%%

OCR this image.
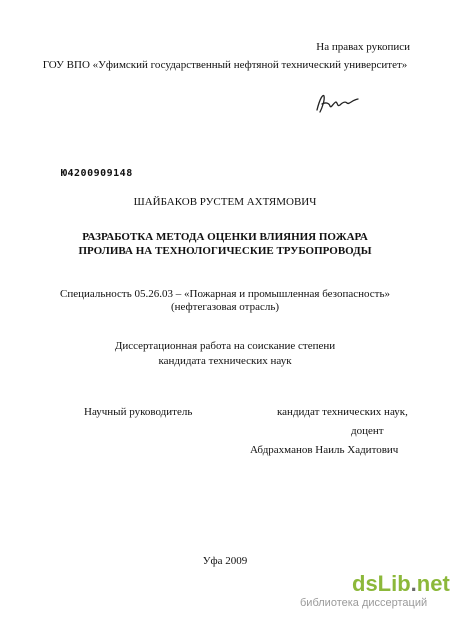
На правах рукописи
ГОУ ВПО «Уфимский государственный нефтяной технический университет»
Ю4200909148
ШАЙБАКОВ РУСТЕМ АХТЯМОВИЧ
РАЗРАБОТКА МЕТОДА ОЦЕНКИ ВЛИЯНИЯ ПОЖАРА
ПРОЛИВА НА ТЕХНОЛОГИЧЕСКИЕ ТРУБОПРОВОДЫ
Специальность 05.26.03 – «Пожарная и промышленная безопасность»
(нефтегазовая отрасль)
Диссертационная работа на соискание степени
кандидата технических наук
Научный руководитель	кандидат технических наук,
доцент
Абдрахманов Наиль Хадитович
Уфа 2009
dsLib.net
библиотека диссертаций
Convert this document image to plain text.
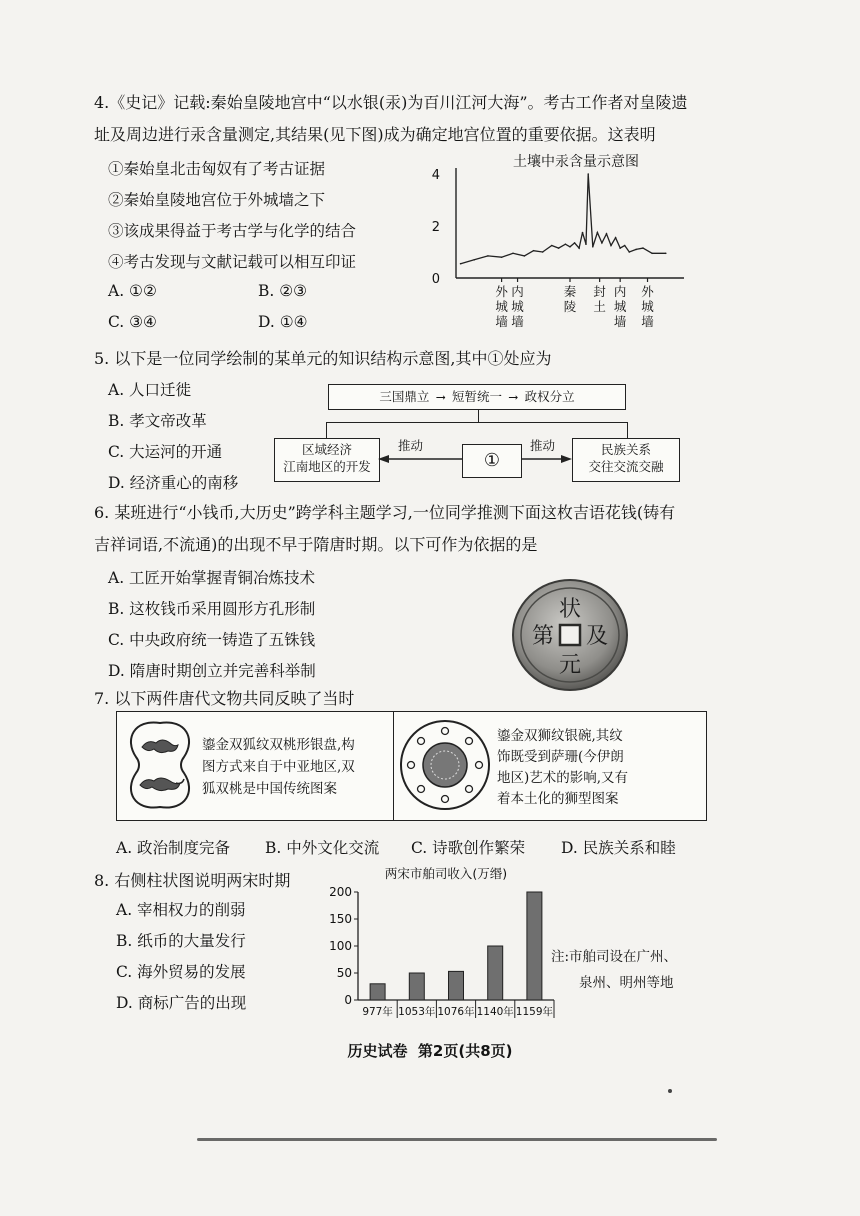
4.《史记》记载:秦始皇陵地宫中“以水银(汞)为百川江河大海”。考古工作者对皇陵遗
址及周边进行汞含量测定,其结果(见下图)成为确定地宫位置的重要依据。这表明
①秦始皇北击匈奴有了考古证据
②秦始皇陵地宫位于外城墙之下
③该成果得益于考古学与化学的结合
④考古发现与文献记载可以相互印证
A. ①②	B. ②③
C. ③④	D. ①④
土壤中汞含量示意图
0
2
4
外城墙
内城墙
秦陵
封土
内城墙
外城墙
5. 以下是一位同学绘制的某单元的知识结构示意图,其中①处应为
A. 人口迁徙
B. 孝文帝改革
C. 大运河的开通
D. 经济重心的南移
三国鼎立 ⟶ 短暂统一 ⟶ 政权分立
区域经济
江南地区的开发	①
民族关系
交往交流交融
推动	推动
6. 某班进行“小钱币,大历史”跨学科主题学习,一位同学推测下面这枚吉语花钱(铸有
吉祥词语,不流通)的出现不早于隋唐时期。以下可作为依据的是
A. 工匠开始掌握青铜冶炼技术
B. 这枚钱币采用圆形方孔形制
C. 中央政府统一铸造了五铢钱
D. 隋唐时期创立并完善科举制
状
元
及
第
7. 以下两件唐代文物共同反映了当时
鎏金双狐纹双桃形银盘,构
图方式来自于中亚地区,双
狐双桃是中国传统图案
鎏金双狮纹银碗,其纹
饰既受到萨珊(今伊朗
地区)艺术的影响,又有
着本土化的狮型图案
A. 政治制度完备 B. 中外文化交流 C. 诗歌创作繁荣 D. 民族关系和睦
8. 右侧柱状图说明两宋时期
A. 宰相权力的削弱
B. 纸币的大量发行
C. 海外贸易的发展
D. 商标广告的出现
两宋市舶司收入(万缗)
0
50
100
150
200
977年 1053年 1076年 1140年 1159年
注:市舶司设在广州、
泉州、明州等地
历史试卷  第2页(共8页)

%%

PROBLEM DESCRIPTION: Output the entries above exactly. Drop the pictures.

ANSWER TO THIS TASK:
OCR this image.
На правах рукописи
ГОУ ВПО «Уфимский государственный нефтяной технический университет»
Ю4200909148
ШАЙБАКОВ РУСТЕМ АХТЯМОВИЧ
РАЗРАБОТКА МЕТОДА ОЦЕНКИ ВЛИЯНИЯ ПОЖАРА
ПРОЛИВА НА ТЕХНОЛОГИЧЕСКИЕ ТРУБОПРОВОДЫ
Специальность 05.26.03 – «Пожарная и промышленная безопасность»
(нефтегазовая отрасль)
Диссертационная работа на соискание степени
кандидата технических наук
Научный руководитель	кандидат технических наук,
доцент
Абдрахманов Наиль Хадитович
Уфа 2009
dsLib.net
библиотека диссертаций
Convert this document image to plain text.
4.《史记》记载:秦始皇陵地宫中“以水银(汞)为百川江河大海”。考古工作者对皇陵遗
址及周边进行汞含量测定,其结果(见下图)成为确定地宫位置的重要依据。这表明
①秦始皇北击匈奴有了考古证据
②秦始皇陵地宫位于外城墙之下
③该成果得益于考古学与化学的结合
④考古发现与文献记载可以相互印证
A. ①②	B. ②③
C. ③④	D. ①④
土壤中汞含量示意图
0
2
4
外城墙
内城墙
秦陵
封土
内城墙
外城墙
5. 以下是一位同学绘制的某单元的知识结构示意图,其中①处应为
A. 人口迁徙
B. 孝文帝改革
C. 大运河的开通
D. 经济重心的南移
三国鼎立 ⟶ 短暂统一 ⟶ 政权分立
区域经济
江南地区的开发	①
民族关系
交往交流交融
推动	推动
6. 某班进行“小钱币,大历史”跨学科主题学习,一位同学推测下面这枚吉语花钱(铸有
吉祥词语,不流通)的出现不早于隋唐时期。以下可作为依据的是
A. 工匠开始掌握青铜冶炼技术
B. 这枚钱币采用圆形方孔形制
C. 中央政府统一铸造了五铢钱
D. 隋唐时期创立并完善科举制
状
元
及
第
7. 以下两件唐代文物共同反映了当时
鎏金双狐纹双桃形银盘,构
图方式来自于中亚地区,双
狐双桃是中国传统图案
鎏金双狮纹银碗,其纹
饰既受到萨珊(今伊朗
地区)艺术的影响,又有
着本土化的狮型图案
A. 政治制度完备 B. 中外文化交流 C. 诗歌创作繁荣 D. 民族关系和睦
8. 右侧柱状图说明两宋时期
A. 宰相权力的削弱
B. 纸币的大量发行
C. 海外贸易的发展
D. 商标广告的出现
两宋市舶司收入(万缗)
0
50
100
150
200
977年 1053年 1076年 1140年 1159年
注:市舶司设在广州、
泉州、明州等地
历史试卷  第2页(共8页)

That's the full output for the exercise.